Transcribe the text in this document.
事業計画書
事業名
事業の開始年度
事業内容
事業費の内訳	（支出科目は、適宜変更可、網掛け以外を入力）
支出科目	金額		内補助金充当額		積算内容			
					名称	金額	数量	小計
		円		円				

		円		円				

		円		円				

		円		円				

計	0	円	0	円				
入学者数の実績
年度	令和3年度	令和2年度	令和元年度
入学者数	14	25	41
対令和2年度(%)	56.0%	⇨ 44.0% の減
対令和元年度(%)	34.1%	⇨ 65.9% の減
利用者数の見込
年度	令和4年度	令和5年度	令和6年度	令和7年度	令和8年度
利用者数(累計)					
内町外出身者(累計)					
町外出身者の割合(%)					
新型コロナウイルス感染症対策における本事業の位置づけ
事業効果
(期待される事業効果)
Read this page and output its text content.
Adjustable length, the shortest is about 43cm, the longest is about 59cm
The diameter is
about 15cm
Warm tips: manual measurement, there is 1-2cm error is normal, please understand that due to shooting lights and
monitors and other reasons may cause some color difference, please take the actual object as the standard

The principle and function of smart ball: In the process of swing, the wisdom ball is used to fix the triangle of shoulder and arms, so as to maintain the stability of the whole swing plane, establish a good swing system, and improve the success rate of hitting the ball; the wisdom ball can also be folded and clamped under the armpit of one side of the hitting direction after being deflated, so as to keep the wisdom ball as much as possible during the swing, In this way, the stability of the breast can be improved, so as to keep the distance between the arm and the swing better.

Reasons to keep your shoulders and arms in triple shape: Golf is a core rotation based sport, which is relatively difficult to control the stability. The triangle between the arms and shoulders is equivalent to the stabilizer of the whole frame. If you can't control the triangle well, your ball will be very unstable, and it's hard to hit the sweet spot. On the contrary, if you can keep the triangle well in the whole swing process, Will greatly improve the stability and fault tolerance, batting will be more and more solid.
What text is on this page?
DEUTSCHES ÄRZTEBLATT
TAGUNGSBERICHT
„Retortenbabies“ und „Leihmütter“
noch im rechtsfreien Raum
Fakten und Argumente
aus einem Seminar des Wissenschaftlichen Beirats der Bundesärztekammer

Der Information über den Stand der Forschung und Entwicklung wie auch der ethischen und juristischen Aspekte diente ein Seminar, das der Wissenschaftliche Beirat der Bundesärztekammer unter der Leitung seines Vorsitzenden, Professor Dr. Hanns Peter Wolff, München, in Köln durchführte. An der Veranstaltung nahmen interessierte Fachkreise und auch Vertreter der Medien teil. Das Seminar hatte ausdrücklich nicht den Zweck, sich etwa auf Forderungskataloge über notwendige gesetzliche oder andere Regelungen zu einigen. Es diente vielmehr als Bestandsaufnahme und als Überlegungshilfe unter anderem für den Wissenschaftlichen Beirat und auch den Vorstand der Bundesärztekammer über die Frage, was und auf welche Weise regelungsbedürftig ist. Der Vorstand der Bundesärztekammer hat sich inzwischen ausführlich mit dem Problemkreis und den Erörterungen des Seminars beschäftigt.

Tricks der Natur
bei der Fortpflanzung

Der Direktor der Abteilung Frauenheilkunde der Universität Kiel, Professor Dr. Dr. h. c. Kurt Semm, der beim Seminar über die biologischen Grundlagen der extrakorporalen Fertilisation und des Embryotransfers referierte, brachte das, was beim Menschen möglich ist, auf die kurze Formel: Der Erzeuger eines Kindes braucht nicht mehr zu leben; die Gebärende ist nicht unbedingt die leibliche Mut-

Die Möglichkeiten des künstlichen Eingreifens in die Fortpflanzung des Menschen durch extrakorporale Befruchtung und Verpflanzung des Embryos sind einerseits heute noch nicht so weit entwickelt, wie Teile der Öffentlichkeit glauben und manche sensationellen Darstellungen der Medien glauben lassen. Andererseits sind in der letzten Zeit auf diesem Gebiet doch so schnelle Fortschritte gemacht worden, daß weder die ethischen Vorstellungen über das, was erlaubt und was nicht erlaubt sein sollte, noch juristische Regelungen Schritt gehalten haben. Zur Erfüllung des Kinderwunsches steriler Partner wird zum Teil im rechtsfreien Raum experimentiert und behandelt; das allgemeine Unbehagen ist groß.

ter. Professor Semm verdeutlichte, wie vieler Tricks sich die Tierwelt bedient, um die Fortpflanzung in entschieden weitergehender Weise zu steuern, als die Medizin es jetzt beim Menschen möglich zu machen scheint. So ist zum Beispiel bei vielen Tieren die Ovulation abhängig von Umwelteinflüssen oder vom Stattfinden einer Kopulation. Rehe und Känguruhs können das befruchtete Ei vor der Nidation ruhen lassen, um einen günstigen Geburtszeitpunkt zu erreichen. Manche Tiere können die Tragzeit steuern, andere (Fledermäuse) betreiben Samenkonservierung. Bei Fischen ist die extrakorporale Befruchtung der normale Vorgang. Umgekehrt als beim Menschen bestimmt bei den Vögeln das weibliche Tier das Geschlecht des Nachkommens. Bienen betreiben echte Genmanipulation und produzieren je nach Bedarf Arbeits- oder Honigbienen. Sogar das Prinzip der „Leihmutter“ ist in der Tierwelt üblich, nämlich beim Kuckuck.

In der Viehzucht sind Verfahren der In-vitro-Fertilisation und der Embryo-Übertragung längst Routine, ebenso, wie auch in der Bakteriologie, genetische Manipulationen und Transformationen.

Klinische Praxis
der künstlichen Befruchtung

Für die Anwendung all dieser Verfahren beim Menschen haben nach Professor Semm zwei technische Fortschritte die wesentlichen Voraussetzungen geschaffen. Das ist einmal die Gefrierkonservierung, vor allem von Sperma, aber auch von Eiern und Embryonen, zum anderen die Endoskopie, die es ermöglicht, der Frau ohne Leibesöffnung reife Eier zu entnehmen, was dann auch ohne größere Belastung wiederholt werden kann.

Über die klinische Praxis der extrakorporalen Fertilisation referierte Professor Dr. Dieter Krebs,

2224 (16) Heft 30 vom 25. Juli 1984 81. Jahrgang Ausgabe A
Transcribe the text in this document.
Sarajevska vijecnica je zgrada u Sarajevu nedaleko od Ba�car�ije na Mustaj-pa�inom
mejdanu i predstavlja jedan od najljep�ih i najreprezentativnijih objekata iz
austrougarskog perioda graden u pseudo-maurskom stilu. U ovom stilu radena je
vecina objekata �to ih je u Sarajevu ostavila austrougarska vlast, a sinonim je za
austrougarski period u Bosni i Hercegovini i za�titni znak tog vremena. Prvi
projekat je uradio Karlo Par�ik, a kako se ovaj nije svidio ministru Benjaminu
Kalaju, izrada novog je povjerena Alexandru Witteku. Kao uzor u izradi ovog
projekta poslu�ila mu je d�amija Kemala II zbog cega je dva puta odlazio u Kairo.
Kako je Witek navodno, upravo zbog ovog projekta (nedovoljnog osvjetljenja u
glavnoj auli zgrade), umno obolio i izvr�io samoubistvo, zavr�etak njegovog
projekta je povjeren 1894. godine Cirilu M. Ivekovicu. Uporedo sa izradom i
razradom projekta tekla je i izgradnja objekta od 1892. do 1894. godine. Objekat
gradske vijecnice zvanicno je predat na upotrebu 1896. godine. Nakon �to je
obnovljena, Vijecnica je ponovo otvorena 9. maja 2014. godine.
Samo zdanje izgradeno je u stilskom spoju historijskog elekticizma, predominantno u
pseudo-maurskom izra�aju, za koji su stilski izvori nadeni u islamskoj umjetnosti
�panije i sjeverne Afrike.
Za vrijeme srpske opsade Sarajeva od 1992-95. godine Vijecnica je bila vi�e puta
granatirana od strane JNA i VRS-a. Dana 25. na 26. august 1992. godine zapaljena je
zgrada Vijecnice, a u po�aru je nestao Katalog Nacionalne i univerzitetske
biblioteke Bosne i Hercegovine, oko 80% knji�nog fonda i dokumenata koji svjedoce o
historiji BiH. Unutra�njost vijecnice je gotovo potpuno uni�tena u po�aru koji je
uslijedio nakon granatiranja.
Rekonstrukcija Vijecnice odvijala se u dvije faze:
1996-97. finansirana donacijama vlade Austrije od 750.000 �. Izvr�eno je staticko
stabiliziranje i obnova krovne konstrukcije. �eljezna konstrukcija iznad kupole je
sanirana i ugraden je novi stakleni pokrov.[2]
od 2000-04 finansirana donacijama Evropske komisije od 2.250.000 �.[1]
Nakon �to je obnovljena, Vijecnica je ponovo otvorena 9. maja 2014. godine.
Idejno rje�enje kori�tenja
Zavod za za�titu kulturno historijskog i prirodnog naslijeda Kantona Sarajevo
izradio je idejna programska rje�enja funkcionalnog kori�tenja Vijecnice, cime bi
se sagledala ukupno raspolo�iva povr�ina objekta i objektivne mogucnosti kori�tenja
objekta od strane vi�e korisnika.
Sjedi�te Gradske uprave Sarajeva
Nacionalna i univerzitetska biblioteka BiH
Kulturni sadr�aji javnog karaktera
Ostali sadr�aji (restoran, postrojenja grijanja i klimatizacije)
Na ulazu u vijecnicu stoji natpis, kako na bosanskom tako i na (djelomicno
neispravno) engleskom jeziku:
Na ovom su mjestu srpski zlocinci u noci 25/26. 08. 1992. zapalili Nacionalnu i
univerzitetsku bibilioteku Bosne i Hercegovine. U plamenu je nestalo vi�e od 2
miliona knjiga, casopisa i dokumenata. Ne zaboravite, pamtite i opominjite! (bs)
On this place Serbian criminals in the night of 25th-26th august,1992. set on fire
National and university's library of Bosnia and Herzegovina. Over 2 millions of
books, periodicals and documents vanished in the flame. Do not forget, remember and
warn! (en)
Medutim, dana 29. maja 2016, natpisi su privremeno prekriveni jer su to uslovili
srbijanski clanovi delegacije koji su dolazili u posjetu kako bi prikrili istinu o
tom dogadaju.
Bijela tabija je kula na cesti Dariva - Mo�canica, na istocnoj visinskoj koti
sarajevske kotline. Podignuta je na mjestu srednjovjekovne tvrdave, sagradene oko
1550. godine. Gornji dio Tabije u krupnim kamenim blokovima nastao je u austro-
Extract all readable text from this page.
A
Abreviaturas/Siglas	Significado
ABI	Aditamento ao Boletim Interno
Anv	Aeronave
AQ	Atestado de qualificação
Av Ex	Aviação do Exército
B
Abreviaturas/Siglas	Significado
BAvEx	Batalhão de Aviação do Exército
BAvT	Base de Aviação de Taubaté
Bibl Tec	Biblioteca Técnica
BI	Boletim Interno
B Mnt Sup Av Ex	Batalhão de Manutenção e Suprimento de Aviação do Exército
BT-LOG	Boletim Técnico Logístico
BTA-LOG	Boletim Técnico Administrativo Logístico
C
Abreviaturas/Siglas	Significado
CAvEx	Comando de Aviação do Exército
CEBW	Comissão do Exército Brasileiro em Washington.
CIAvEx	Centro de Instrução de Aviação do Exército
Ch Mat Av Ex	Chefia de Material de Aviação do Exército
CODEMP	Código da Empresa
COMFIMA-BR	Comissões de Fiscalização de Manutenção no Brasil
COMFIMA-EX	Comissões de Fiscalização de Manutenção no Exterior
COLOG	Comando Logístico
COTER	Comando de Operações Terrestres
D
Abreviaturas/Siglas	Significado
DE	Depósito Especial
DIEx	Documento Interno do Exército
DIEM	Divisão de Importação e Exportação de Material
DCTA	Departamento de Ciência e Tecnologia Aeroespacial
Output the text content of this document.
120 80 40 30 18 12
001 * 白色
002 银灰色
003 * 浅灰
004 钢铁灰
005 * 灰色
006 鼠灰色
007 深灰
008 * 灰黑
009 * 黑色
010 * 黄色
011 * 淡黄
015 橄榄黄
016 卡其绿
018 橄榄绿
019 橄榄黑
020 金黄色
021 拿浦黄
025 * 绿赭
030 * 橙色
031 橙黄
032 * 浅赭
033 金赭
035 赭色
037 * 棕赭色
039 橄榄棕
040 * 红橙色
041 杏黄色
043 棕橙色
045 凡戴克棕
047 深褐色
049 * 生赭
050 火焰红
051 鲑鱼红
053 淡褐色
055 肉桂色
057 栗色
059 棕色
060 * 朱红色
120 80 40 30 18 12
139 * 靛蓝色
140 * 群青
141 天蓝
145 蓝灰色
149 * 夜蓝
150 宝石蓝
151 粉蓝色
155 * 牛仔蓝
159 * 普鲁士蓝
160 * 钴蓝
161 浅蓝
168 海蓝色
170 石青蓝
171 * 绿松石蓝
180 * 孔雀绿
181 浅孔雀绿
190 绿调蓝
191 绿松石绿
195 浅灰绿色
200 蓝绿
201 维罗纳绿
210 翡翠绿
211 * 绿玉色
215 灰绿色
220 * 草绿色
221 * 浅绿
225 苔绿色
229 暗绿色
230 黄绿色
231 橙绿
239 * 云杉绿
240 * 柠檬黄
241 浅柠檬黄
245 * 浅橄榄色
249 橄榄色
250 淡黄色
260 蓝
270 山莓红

→ **Work instructions**
Determine the number of lines in the listing that hold the word "Material", and supply that number and nothing further.

→ **Task result**
2